WHAT IS ASKED: Repeat the records below exactly.

-- START OF EXERCISE INPUTS --

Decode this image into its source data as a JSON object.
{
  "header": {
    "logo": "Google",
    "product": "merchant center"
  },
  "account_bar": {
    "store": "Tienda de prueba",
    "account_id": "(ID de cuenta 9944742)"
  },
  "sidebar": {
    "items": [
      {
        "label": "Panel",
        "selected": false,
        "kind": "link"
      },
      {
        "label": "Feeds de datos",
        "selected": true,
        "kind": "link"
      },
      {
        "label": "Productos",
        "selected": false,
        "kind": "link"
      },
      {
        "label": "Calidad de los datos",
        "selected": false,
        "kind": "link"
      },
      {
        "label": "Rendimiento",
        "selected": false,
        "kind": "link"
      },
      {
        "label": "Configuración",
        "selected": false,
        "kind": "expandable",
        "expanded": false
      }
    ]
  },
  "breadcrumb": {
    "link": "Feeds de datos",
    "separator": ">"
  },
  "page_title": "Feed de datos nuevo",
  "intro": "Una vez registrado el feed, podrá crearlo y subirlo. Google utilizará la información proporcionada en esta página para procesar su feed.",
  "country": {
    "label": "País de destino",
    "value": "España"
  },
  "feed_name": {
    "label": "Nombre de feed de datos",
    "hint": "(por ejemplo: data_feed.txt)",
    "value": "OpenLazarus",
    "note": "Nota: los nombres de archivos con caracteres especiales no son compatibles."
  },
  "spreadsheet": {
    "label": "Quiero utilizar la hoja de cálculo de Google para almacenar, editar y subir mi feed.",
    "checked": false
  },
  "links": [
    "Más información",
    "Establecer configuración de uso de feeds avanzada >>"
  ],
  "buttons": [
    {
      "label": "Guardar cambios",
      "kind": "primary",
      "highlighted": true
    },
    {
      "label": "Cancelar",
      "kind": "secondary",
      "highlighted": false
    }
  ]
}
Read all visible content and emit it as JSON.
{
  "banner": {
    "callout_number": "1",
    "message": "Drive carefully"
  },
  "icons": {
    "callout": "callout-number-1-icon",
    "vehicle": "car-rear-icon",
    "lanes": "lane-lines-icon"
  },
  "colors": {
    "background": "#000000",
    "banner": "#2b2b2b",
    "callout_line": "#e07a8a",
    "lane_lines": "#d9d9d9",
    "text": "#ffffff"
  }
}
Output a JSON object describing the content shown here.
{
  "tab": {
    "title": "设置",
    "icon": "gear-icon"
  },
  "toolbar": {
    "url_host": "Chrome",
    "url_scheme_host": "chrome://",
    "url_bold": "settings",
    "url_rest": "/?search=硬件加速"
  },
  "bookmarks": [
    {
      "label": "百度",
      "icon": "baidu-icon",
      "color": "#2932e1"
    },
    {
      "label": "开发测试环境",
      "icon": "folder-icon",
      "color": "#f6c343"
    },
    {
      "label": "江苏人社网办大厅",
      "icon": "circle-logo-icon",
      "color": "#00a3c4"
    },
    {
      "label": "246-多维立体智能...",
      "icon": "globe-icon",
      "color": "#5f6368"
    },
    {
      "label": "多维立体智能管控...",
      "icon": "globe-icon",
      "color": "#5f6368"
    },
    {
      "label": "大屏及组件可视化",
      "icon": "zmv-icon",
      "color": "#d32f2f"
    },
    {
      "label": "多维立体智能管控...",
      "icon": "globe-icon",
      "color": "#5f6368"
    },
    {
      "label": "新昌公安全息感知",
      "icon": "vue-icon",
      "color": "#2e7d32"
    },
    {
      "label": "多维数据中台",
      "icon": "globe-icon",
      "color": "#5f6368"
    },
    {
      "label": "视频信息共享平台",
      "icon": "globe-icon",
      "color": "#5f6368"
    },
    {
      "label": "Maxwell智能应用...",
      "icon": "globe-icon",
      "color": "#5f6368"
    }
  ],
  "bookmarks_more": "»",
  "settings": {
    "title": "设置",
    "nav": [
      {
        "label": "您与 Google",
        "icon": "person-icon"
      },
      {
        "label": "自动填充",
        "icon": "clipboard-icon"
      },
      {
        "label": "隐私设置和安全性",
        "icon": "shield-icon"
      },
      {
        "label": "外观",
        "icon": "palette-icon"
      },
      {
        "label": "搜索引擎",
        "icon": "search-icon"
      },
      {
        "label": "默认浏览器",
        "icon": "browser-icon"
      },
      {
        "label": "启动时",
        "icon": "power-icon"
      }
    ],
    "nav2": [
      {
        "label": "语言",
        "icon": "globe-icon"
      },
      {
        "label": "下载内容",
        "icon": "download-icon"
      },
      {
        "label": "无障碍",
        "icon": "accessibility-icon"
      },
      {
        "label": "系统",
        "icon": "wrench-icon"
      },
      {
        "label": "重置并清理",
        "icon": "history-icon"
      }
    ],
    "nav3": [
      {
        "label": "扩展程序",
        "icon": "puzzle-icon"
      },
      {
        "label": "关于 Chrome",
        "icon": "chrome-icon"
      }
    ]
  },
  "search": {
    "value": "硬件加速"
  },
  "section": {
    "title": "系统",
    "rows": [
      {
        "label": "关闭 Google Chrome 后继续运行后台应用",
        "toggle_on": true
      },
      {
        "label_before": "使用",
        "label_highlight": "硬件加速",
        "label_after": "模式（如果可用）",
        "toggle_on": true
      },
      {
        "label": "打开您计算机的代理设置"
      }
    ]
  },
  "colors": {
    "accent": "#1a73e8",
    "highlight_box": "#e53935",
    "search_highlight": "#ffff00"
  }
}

-- END OF EXERCISE INPUTS --

RESPONSE TO THE TASK:
Decode this image into its source data as a JSON object.
{
  "header": {
    "logo": "Google",
    "product": "merchant center"
  },
  "account_bar": {
    "store": "Tienda de prueba",
    "account_id": "(ID de cuenta 9944742)"
  },
  "sidebar": {
    "items": [
      {
        "label": "Panel",
        "selected": false,
        "kind": "link"
      },
      {
        "label": "Feeds de datos",
        "selected": true,
        "kind": "link"
      },
      {
        "label": "Productos",
        "selected": false,
        "kind": "link"
      },
      {
        "label": "Calidad de los datos",
        "selected": false,
        "kind": "link"
      },
      {
        "label": "Rendimiento",
        "selected": false,
        "kind": "link"
      },
      {
        "label": "Configuración",
        "selected": false,
        "kind": "expandable",
        "expanded": false
      }
    ]
  },
  "breadcrumb": {
    "link": "Feeds de datos",
    "separator": ">"
  },
  "page_title": "Feed de datos nuevo",
  "intro": "Una vez registrado el feed, podrá crearlo y subirlo. Google utilizará la información proporcionada en esta página para procesar su feed.",
  "country": {
    "label": "País de destino",
    "value": "España"
  },
  "feed_name": {
    "label": "Nombre de feed de datos",
    "hint": "(por ejemplo: data_feed.txt)",
    "value": "OpenLazarus",
    "note": "Nota: los nombres de archivos con caracteres especiales no son compatibles."
  },
  "spreadsheet": {
    "label": "Quiero utilizar la hoja de cálculo de Google para almacenar, editar y subir mi feed.",
    "checked": false
  },
  "links": [
    "Más información",
    "Establecer configuración de uso de feeds avanzada >>"
  ],
  "buttons": [
    {
      "label": "Guardar cambios",
      "kind": "primary",
      "highlighted": true
    },
    {
      "label": "Cancelar",
      "kind": "secondary",
      "highlighted": false
    }
  ]
}
Read all visible content and emit it as JSON.
{
  "banner": {
    "callout_number": "1",
    "message": "Drive carefully"
  },
  "icons": {
    "callout": "callout-number-1-icon",
    "vehicle": "car-rear-icon",
    "lanes": "lane-lines-icon"
  },
  "colors": {
    "background": "#000000",
    "banner": "#2b2b2b",
    "callout_line": "#e07a8a",
    "lane_lines": "#d9d9d9",
    "text": "#ffffff"
  }
}
Output a JSON object describing the content shown here.
{
  "tab": {
    "title": "设置",
    "icon": "gear-icon"
  },
  "toolbar": {
    "url_host": "Chrome",
    "url_scheme_host": "chrome://",
    "url_bold": "settings",
    "url_rest": "/?search=硬件加速"
  },
  "bookmarks": [
    {
      "label": "百度",
      "icon": "baidu-icon",
      "color": "#2932e1"
    },
    {
      "label": "开发测试环境",
      "icon": "folder-icon",
      "color": "#f6c343"
    },
    {
      "label": "江苏人社网办大厅",
      "icon": "circle-logo-icon",
      "color": "#00a3c4"
    },
    {
      "label": "246-多维立体智能...",
      "icon": "globe-icon",
      "color": "#5f6368"
    },
    {
      "label": "多维立体智能管控...",
      "icon": "globe-icon",
      "color": "#5f6368"
    },
    {
      "label": "大屏及组件可视化",
      "icon": "zmv-icon",
      "color": "#d32f2f"
    },
    {
      "label": "多维立体智能管控...",
      "icon": "globe-icon",
      "color": "#5f6368"
    },
    {
      "label": "新昌公安全息感知",
      "icon": "vue-icon",
      "color": "#2e7d32"
    },
    {
      "label": "多维数据中台",
      "icon": "globe-icon",
      "color": "#5f6368"
    },
    {
      "label": "视频信息共享平台",
      "icon": "globe-icon",
      "color": "#5f6368"
    },
    {
      "label": "Maxwell智能应用...",
      "icon": "globe-icon",
      "color": "#5f6368"
    }
  ],
  "bookmarks_more": "»",
  "settings": {
    "title": "设置",
    "nav": [
      {
        "label": "您与 Google",
        "icon": "person-icon"
      },
      {
        "label": "自动填充",
        "icon": "clipboard-icon"
      },
      {
        "label": "隐私设置和安全性",
        "icon": "shield-icon"
      },
      {
        "label": "外观",
        "icon": "palette-icon"
      },
      {
        "label": "搜索引擎",
        "icon": "search-icon"
      },
      {
        "label": "默认浏览器",
        "icon": "browser-icon"
      },
      {
        "label": "启动时",
        "icon": "power-icon"
      }
    ],
    "nav2": [
      {
        "label": "语言",
        "icon": "globe-icon"
      },
      {
        "label": "下载内容",
        "icon": "download-icon"
      },
      {
        "label": "无障碍",
        "icon": "accessibility-icon"
      },
      {
        "label": "系统",
        "icon": "wrench-icon"
      },
      {
        "label": "重置并清理",
        "icon": "history-icon"
      }
    ],
    "nav3": [
      {
        "label": "扩展程序",
        "icon": "puzzle-icon"
      },
      {
        "label": "关于 Chrome",
        "icon": "chrome-icon"
      }
    ]
  },
  "search": {
    "value": "硬件加速"
  },
  "section": {
    "title": "系统",
    "rows": [
      {
        "label": "关闭 Google Chrome 后继续运行后台应用",
        "toggle_on": true
      },
      {
        "label_before": "使用",
        "label_highlight": "硬件加速",
        "label_after": "模式（如果可用）",
        "toggle_on": true
      },
      {
        "label": "打开您计算机的代理设置"
      }
    ]
  },
  "colors": {
    "accent": "#1a73e8",
    "highlight_box": "#e53935",
    "search_highlight": "#ffff00"
  }
}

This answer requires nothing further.